Return all of the data exactly as written, without the pictures.

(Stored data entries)
— START —

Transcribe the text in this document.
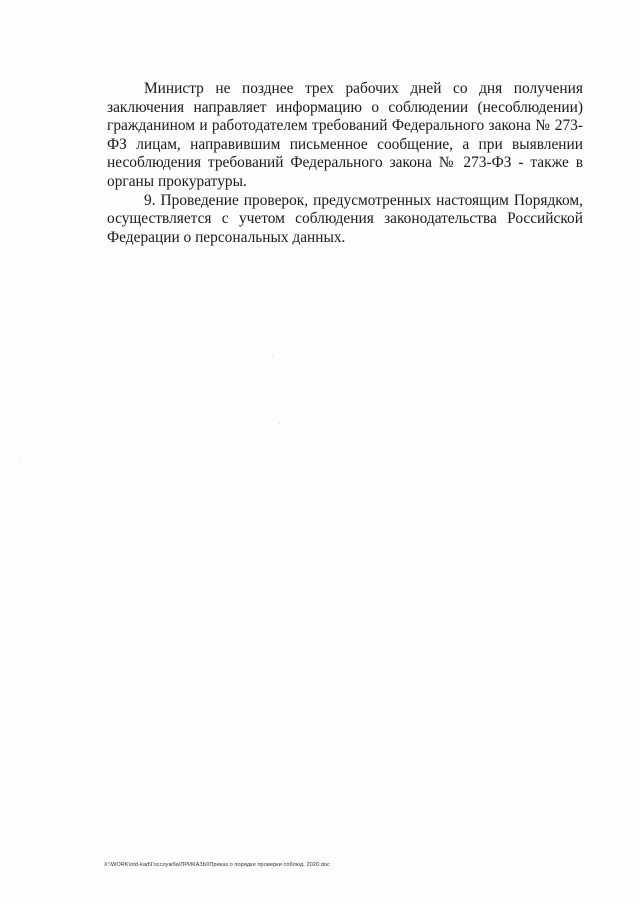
Министр не позднее трех рабочих дней со дня получения
заключения направляет информацию о соблюдении (несоблюдении)
гражданином и работодателем требований Федерального закона № 273-
ФЗ лицам, направившим письменное сообщение, а при выявлении
несоблюдения требований Федерального закона № 273-ФЗ - также в
органы прокуратуры.
9. Проведение проверок, предусмотренных настоящим Порядком,
осуществляется с учетом соблюдения законодательства Российской
Федерации о персональных данных.
X:\WORK\otd-kad\Госслужба\ПРИКАЗЫ\Приказ о порядке проверки соблюд. 2020.doc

— END —

The response
Transcribe the text in this document.
Министр не позднее трех рабочих дней со дня получения
заключения направляет информацию о соблюдении (несоблюдении)
гражданином и работодателем требований Федерального закона № 273-
ФЗ лицам, направившим письменное сообщение, а при выявлении
несоблюдения требований Федерального закона № 273-ФЗ - также в
органы прокуратуры.
9. Проведение проверок, предусмотренных настоящим Порядком,
осуществляется с учетом соблюдения законодательства Российской
Федерации о персональных данных.
X:\WORK\otd-kad\Госслужба\ПРИКАЗЫ\Приказ о порядке проверки соблюд. 2020.doc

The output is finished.